▸ MATERIAL FOR THIS TASK
- - - - - - -

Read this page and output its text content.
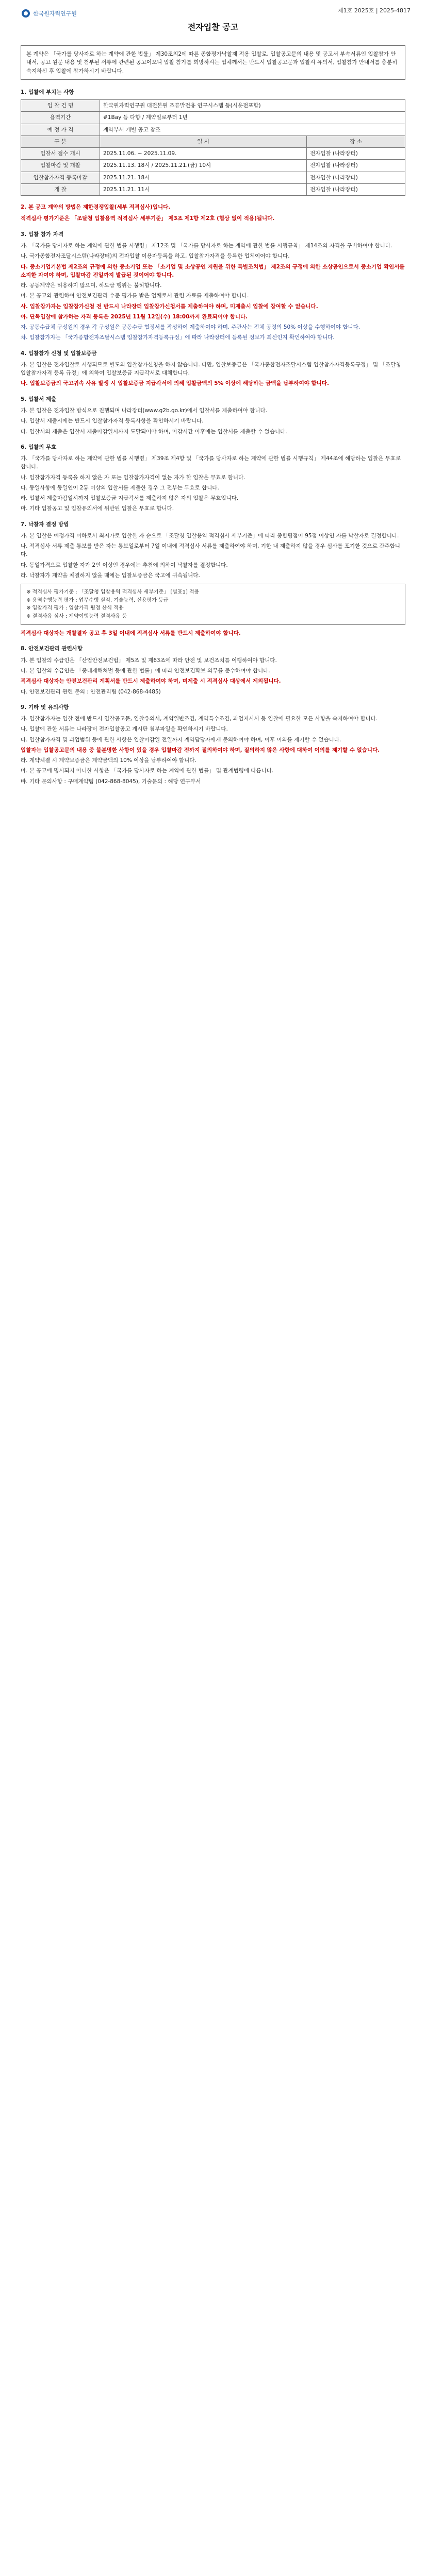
한국원자력연구원	제1호 2025호 | 2025-4817
전자입찰 공고
본 계약은 「국가를 당사자로 하는 계약에 관한 법률」 제30조의2에 따른 종합평가낙찰제 적용 입찰로, 입찰공고문의 내용 및 공고서 부속서류인 입찰참가 안내서, 공고 원문 내용 및 첨부된 서류에 관련된 공고이오니 입찰 참가를 희망하시는 업체께서는 반드시 입찰공고문과 입찰시 유의서, 입찰참가 안내서를 충분히 숙지하신 후 입찰에 참가하시기 바랍니다.
1. 입찰에 부치는 사항
입 찰 건 명	한국원자력연구원 대전본원 조류발전용 연구시스템 등(시운전포함)	
용역기간	#1Bay 등 다향 / 계약일로부터 1년	
예 정 가 격	계약부서 개별 공고 참조	
구 분	일 시	장 소
입찰서 접수 개시	2025.11.06. ~ 2025.11.09.	전자입찰 (나라장터)
입찰마감 및 개찰	2025.11.13. 18시 / 2025.11.21.(금) 10시	전자입찰 (나라장터)
입찰참가자격 등록마감	2025.11.21. 18시	전자입찰 (나라장터)
개 찰	2025.11.21. 11시	전자입찰 (나라장터)
2. 본 공고 계약의 방법은 제한경쟁입찰(세부 적격심사)입니다.
적격심사 평가기준은 「조달청 입찰용역 적격심사 세부기준」 제3조 제1항 제2호 (협상 없이 적용)됩니다.
3. 입찰 참가 자격
가. 「국가를 당사자로 하는 계약에 관한 법률 시행령」 제12조 및 「국가를 당사자로 하는 계약에 관한 법률 시행규칙」 제14조의 자격을 구비하여야 합니다.
나. 국가종합전자조달시스템(나라장터)의 전자입찰 이용자등록을 하고, 입찰참가자격을 등록한 업체이어야 합니다.
다. 중소기업기본법 제2조의 규정에 의한 중소기업 또는 「소기업 및 소상공인 지원을 위한 특별조치법」 제2조의 규정에 의한 소상공인으로서 중소기업 확인서를 소지한 자여야 하며, 입찰마감 전일까지 발급된 것이어야 합니다.
라. 공동계약은 허용하지 않으며, 하도급 행위는 불허합니다.
마. 본 공고와 관련하여 안전보건관리 수준 평가를 받은 업체로서 관련 자료를 제출하여야 합니다.
사. 입찰참가자는 입찰참가신청 전 반드시 나라장터 입찰참가신청서를 제출하여야 하며, 미제출시 입찰에 참여할 수 없습니다.
아. 단독입찰에 참가하는 자격 등록은 2025년 11월 12일(수) 18:00까지 완료되어야 합니다.
자. 공동수급체 구성원의 경우 각 구성원은 공동수급 협정서를 작성하여 제출하여야 하며, 주관사는 전체 공정의 50% 이상을 수행하여야 합니다.
차. 입찰참가자는 「국가종합전자조달시스템 입찰참가자격등록규정」에 따라 나라장터에 등록된 정보가 최신인지 확인하여야 합니다.
4. 입찰참가 신청 및 입찰보증금
가. 본 입찰은 전자입찰로 시행되므로 별도의 입찰참가신청을 하지 않습니다. 다만, 입찰보증금은 「국가종합전자조달시스템 입찰참가자격등록규정」 및 「조달청 입찰참가자격 등록 규정」에 의하여 입찰보증금 지급각서로 대체합니다.
나. 입찰보증금의 국고귀속 사유 발생 시 입찰보증금 지급각서에 의해 입찰금액의 5% 이상에 해당하는 금액을 납부하여야 합니다.
5. 입찰서 제출
가. 본 입찰은 전자입찰 방식으로 진행되며 나라장터(www.g2b.go.kr)에서 입찰서를 제출하여야 합니다.
나. 입찰서 제출시에는 반드시 입찰참가자격 등록사항을 확인하시기 바랍니다.
다. 입찰서의 제출은 입찰서 제출마감일시까지 도달되어야 하며, 마감시간 이후에는 입찰서를 제출할 수 없습니다.
6. 입찰의 무효
가. 「국가를 당사자로 하는 계약에 관한 법률 시행령」 제39조 제4항 및 「국가를 당사자로 하는 계약에 관한 법률 시행규칙」 제44조에 해당하는 입찰은 무효로 합니다.
나. 입찰참가자격 등록을 하지 않은 자 또는 입찰참가자격이 없는 자가 한 입찰은 무효로 합니다.
다. 동일사항에 동일인이 2통 이상의 입찰서를 제출한 경우 그 전부는 무효로 합니다.
라. 입찰서 제출마감일시까지 입찰보증금 지급각서를 제출하지 않은 자의 입찰은 무효입니다.
마. 기타 입찰공고 및 입찰유의서에 위반된 입찰은 무효로 합니다.
7. 낙찰자 결정 방법
가. 본 입찰은 예정가격 이하로서 최저가로 입찰한 자 순으로 「조달청 입찰용역 적격심사 세부기준」에 따라 종합평점이 95점 이상인 자를 낙찰자로 결정합니다.
나. 적격심사 서류 제출 통보를 받은 자는 통보일로부터 7일 이내에 적격심사 서류를 제출하여야 하며, 기한 내 제출하지 않을 경우 심사를 포기한 것으로 간주합니다.
다. 동일가격으로 입찰한 자가 2인 이상인 경우에는 추첨에 의하여 낙찰자를 결정합니다.
라. 낙찰자가 계약을 체결하지 않을 때에는 입찰보증금은 국고에 귀속됩니다.
※ 적격심사 평가기준 : 「조달청 입찰용역 적격심사 세부기준」 [별표1] 적용
※ 용역수행능력 평가 : 업무수행 실적, 기술능력, 신용평가 등급
※ 입찰가격 평가 : 입찰가격 평점 산식 적용
※ 결격사유 심사 : 계약이행능력 결격사유 등
적격심사 대상자는 개찰결과 공고 후 3일 이내에 적격심사 서류를 반드시 제출하여야 합니다.
8. 안전보건관리 관련사항
가. 본 입찰의 수급인은 「산업안전보건법」 제5조 및 제63조에 따라 안전 및 보건조치를 이행하여야 합니다.
나. 본 입찰의 수급인은 「중대재해처벌 등에 관한 법률」에 따라 안전보건확보 의무를 준수하여야 합니다.
적격심사 대상자는 안전보건관리 계획서를 반드시 제출하여야 하며, 미제출 시 적격심사 대상에서 제외됩니다.
다. 안전보건관리 관련 문의 : 안전관리팀 (042-868-4485)
9. 기타 및 유의사항
가. 입찰참가자는 입찰 전에 반드시 입찰공고문, 입찰유의서, 계약일반조건, 계약특수조건, 과업지시서 등 입찰에 필요한 모든 사항을 숙지하여야 합니다.
나. 입찰에 관한 서류는 나라장터 전자입찰공고 게시판 첨부파일을 확인하시기 바랍니다.
다. 입찰참가자격 및 과업범위 등에 관한 사항은 입찰마감일 전일까지 계약담당자에게 문의하여야 하며, 이후 이의를 제기할 수 없습니다.
입찰자는 입찰공고문의 내용 중 불분명한 사항이 있을 경우 입찰마감 전까지 질의하여야 하며, 질의하지 않은 사항에 대하여 이의를 제기할 수 없습니다.
라. 계약체결 시 계약보증금은 계약금액의 10% 이상을 납부하여야 합니다.
마. 본 공고에 명시되지 아니한 사항은 「국가를 당사자로 하는 계약에 관한 법률」 및 관계법령에 따릅니다.
바. 기타 문의사항 : 구매계약팀 (042-868-8045), 기술문의 : 해당 연구부서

- - - - - - -

▸ GIVEN REQUEST
Each entry should be repeated exactly as it appears; the pictures stay out.

▸ THE SOLUTION
Read this page and output its text content.
한국원자력연구원	제1호 2025호 | 2025-4817
전자입찰 공고
본 계약은 「국가를 당사자로 하는 계약에 관한 법률」 제30조의2에 따른 종합평가낙찰제 적용 입찰로, 입찰공고문의 내용 및 공고서 부속서류인 입찰참가 안내서, 공고 원문 내용 및 첨부된 서류에 관련된 공고이오니 입찰 참가를 희망하시는 업체께서는 반드시 입찰공고문과 입찰시 유의서, 입찰참가 안내서를 충분히 숙지하신 후 입찰에 참가하시기 바랍니다.
1. 입찰에 부치는 사항
입 찰 건 명	한국원자력연구원 대전본원 조류발전용 연구시스템 등(시운전포함)	
용역기간	#1Bay 등 다향 / 계약일로부터 1년	
예 정 가 격	계약부서 개별 공고 참조	
구 분	일 시	장 소
입찰서 접수 개시	2025.11.06. ~ 2025.11.09.	전자입찰 (나라장터)
입찰마감 및 개찰	2025.11.13. 18시 / 2025.11.21.(금) 10시	전자입찰 (나라장터)
입찰참가자격 등록마감	2025.11.21. 18시	전자입찰 (나라장터)
개 찰	2025.11.21. 11시	전자입찰 (나라장터)
2. 본 공고 계약의 방법은 제한경쟁입찰(세부 적격심사)입니다.
적격심사 평가기준은 「조달청 입찰용역 적격심사 세부기준」 제3조 제1항 제2호 (협상 없이 적용)됩니다.
3. 입찰 참가 자격
가. 「국가를 당사자로 하는 계약에 관한 법률 시행령」 제12조 및 「국가를 당사자로 하는 계약에 관한 법률 시행규칙」 제14조의 자격을 구비하여야 합니다.
나. 국가종합전자조달시스템(나라장터)의 전자입찰 이용자등록을 하고, 입찰참가자격을 등록한 업체이어야 합니다.
다. 중소기업기본법 제2조의 규정에 의한 중소기업 또는 「소기업 및 소상공인 지원을 위한 특별조치법」 제2조의 규정에 의한 소상공인으로서 중소기업 확인서를 소지한 자여야 하며, 입찰마감 전일까지 발급된 것이어야 합니다.
라. 공동계약은 허용하지 않으며, 하도급 행위는 불허합니다.
마. 본 공고와 관련하여 안전보건관리 수준 평가를 받은 업체로서 관련 자료를 제출하여야 합니다.
사. 입찰참가자는 입찰참가신청 전 반드시 나라장터 입찰참가신청서를 제출하여야 하며, 미제출시 입찰에 참여할 수 없습니다.
아. 단독입찰에 참가하는 자격 등록은 2025년 11월 12일(수) 18:00까지 완료되어야 합니다.
자. 공동수급체 구성원의 경우 각 구성원은 공동수급 협정서를 작성하여 제출하여야 하며, 주관사는 전체 공정의 50% 이상을 수행하여야 합니다.
차. 입찰참가자는 「국가종합전자조달시스템 입찰참가자격등록규정」에 따라 나라장터에 등록된 정보가 최신인지 확인하여야 합니다.
4. 입찰참가 신청 및 입찰보증금
가. 본 입찰은 전자입찰로 시행되므로 별도의 입찰참가신청을 하지 않습니다. 다만, 입찰보증금은 「국가종합전자조달시스템 입찰참가자격등록규정」 및 「조달청 입찰참가자격 등록 규정」에 의하여 입찰보증금 지급각서로 대체합니다.
나. 입찰보증금의 국고귀속 사유 발생 시 입찰보증금 지급각서에 의해 입찰금액의 5% 이상에 해당하는 금액을 납부하여야 합니다.
5. 입찰서 제출
가. 본 입찰은 전자입찰 방식으로 진행되며 나라장터(www.g2b.go.kr)에서 입찰서를 제출하여야 합니다.
나. 입찰서 제출시에는 반드시 입찰참가자격 등록사항을 확인하시기 바랍니다.
다. 입찰서의 제출은 입찰서 제출마감일시까지 도달되어야 하며, 마감시간 이후에는 입찰서를 제출할 수 없습니다.
6. 입찰의 무효
가. 「국가를 당사자로 하는 계약에 관한 법률 시행령」 제39조 제4항 및 「국가를 당사자로 하는 계약에 관한 법률 시행규칙」 제44조에 해당하는 입찰은 무효로 합니다.
나. 입찰참가자격 등록을 하지 않은 자 또는 입찰참가자격이 없는 자가 한 입찰은 무효로 합니다.
다. 동일사항에 동일인이 2통 이상의 입찰서를 제출한 경우 그 전부는 무효로 합니다.
라. 입찰서 제출마감일시까지 입찰보증금 지급각서를 제출하지 않은 자의 입찰은 무효입니다.
마. 기타 입찰공고 및 입찰유의서에 위반된 입찰은 무효로 합니다.
7. 낙찰자 결정 방법
가. 본 입찰은 예정가격 이하로서 최저가로 입찰한 자 순으로 「조달청 입찰용역 적격심사 세부기준」에 따라 종합평점이 95점 이상인 자를 낙찰자로 결정합니다.
나. 적격심사 서류 제출 통보를 받은 자는 통보일로부터 7일 이내에 적격심사 서류를 제출하여야 하며, 기한 내 제출하지 않을 경우 심사를 포기한 것으로 간주합니다.
다. 동일가격으로 입찰한 자가 2인 이상인 경우에는 추첨에 의하여 낙찰자를 결정합니다.
라. 낙찰자가 계약을 체결하지 않을 때에는 입찰보증금은 국고에 귀속됩니다.
※ 적격심사 평가기준 : 「조달청 입찰용역 적격심사 세부기준」 [별표1] 적용
※ 용역수행능력 평가 : 업무수행 실적, 기술능력, 신용평가 등급
※ 입찰가격 평가 : 입찰가격 평점 산식 적용
※ 결격사유 심사 : 계약이행능력 결격사유 등
적격심사 대상자는 개찰결과 공고 후 3일 이내에 적격심사 서류를 반드시 제출하여야 합니다.
8. 안전보건관리 관련사항
가. 본 입찰의 수급인은 「산업안전보건법」 제5조 및 제63조에 따라 안전 및 보건조치를 이행하여야 합니다.
나. 본 입찰의 수급인은 「중대재해처벌 등에 관한 법률」에 따라 안전보건확보 의무를 준수하여야 합니다.
적격심사 대상자는 안전보건관리 계획서를 반드시 제출하여야 하며, 미제출 시 적격심사 대상에서 제외됩니다.
다. 안전보건관리 관련 문의 : 안전관리팀 (042-868-4485)
9. 기타 및 유의사항
가. 입찰참가자는 입찰 전에 반드시 입찰공고문, 입찰유의서, 계약일반조건, 계약특수조건, 과업지시서 등 입찰에 필요한 모든 사항을 숙지하여야 합니다.
나. 입찰에 관한 서류는 나라장터 전자입찰공고 게시판 첨부파일을 확인하시기 바랍니다.
다. 입찰참가자격 및 과업범위 등에 관한 사항은 입찰마감일 전일까지 계약담당자에게 문의하여야 하며, 이후 이의를 제기할 수 없습니다.
입찰자는 입찰공고문의 내용 중 불분명한 사항이 있을 경우 입찰마감 전까지 질의하여야 하며, 질의하지 않은 사항에 대하여 이의를 제기할 수 없습니다.
라. 계약체결 시 계약보증금은 계약금액의 10% 이상을 납부하여야 합니다.
마. 본 공고에 명시되지 아니한 사항은 「국가를 당사자로 하는 계약에 관한 법률」 및 관계법령에 따릅니다.
바. 기타 문의사항 : 구매계약팀 (042-868-8045), 기술문의 : 해당 연구부서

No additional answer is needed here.